Rows from a figure dataset:

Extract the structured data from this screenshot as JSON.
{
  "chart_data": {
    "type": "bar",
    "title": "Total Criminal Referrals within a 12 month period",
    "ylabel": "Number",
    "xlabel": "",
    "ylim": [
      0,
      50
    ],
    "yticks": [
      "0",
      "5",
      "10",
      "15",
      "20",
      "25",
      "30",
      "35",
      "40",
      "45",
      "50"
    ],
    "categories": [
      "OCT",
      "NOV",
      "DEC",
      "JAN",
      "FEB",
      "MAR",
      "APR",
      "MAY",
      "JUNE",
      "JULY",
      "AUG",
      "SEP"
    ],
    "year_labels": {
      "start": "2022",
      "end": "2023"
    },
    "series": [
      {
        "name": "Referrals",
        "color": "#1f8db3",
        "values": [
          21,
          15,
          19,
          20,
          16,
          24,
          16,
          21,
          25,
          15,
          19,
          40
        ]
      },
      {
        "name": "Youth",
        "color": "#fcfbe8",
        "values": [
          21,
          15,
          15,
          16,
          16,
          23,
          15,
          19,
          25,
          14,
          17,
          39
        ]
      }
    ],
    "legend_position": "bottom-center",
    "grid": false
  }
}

- [TASK OBJECTIVE] All of the material above needs to be retyped word for word.

- [EXPECTED OUTPUT]
Extract the structured data from this screenshot as JSON.
{
  "chart_data": {
    "type": "bar",
    "title": "Total Criminal Referrals within a 12 month period",
    "ylabel": "Number",
    "xlabel": "",
    "ylim": [
      0,
      50
    ],
    "yticks": [
      "0",
      "5",
      "10",
      "15",
      "20",
      "25",
      "30",
      "35",
      "40",
      "45",
      "50"
    ],
    "categories": [
      "OCT",
      "NOV",
      "DEC",
      "JAN",
      "FEB",
      "MAR",
      "APR",
      "MAY",
      "JUNE",
      "JULY",
      "AUG",
      "SEP"
    ],
    "year_labels": {
      "start": "2022",
      "end": "2023"
    },
    "series": [
      {
        "name": "Referrals",
        "color": "#1f8db3",
        "values": [
          21,
          15,
          19,
          20,
          16,
          24,
          16,
          21,
          25,
          15,
          19,
          40
        ]
      },
      {
        "name": "Youth",
        "color": "#fcfbe8",
        "values": [
          21,
          15,
          15,
          16,
          16,
          23,
          15,
          19,
          25,
          14,
          17,
          39
        ]
      }
    ],
    "legend_position": "bottom-center",
    "grid": false
  }
}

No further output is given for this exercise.